Find each line with the string "frac" and report it.

___

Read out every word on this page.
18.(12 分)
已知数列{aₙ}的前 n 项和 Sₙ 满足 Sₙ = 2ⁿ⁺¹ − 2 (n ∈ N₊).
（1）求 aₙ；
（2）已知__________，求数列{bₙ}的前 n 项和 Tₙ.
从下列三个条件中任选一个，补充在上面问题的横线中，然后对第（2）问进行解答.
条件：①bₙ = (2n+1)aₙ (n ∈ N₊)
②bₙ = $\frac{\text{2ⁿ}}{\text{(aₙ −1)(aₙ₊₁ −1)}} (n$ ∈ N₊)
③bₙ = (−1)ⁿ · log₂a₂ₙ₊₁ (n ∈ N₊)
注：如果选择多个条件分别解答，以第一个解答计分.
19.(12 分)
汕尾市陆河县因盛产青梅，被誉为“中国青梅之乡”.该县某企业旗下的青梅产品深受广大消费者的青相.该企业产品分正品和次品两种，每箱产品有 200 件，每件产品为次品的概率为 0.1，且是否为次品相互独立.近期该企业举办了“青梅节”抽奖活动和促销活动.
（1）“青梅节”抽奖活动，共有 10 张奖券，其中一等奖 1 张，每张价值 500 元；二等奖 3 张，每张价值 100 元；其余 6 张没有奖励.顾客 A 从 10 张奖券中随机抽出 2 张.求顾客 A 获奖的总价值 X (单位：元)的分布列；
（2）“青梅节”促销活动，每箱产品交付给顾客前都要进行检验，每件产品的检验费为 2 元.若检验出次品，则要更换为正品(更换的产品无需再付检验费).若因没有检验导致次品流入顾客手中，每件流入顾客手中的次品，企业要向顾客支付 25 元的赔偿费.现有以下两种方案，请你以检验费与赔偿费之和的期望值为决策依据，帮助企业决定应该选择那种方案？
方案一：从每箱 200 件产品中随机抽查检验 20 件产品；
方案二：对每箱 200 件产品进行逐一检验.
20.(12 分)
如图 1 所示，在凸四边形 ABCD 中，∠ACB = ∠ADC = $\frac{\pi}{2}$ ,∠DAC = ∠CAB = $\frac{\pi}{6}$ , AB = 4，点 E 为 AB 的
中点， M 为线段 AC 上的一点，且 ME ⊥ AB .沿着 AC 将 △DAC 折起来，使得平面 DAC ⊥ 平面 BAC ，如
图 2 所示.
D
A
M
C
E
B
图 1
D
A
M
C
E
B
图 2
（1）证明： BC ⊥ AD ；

___

Complete answer -
②bₙ = $\frac{\text{2ⁿ}}{\text{(aₙ −1)(aₙ₊₁ −1)}} (n$ ∈ N₊)
如图 1 所示，在凸四边形 ABCD 中，∠ACB = ∠ADC = $\frac{\pi}{2}$ ,∠DAC = ∠CAB = $\frac{\pi}{6}$ , AB = 4，点 E 为 AB 的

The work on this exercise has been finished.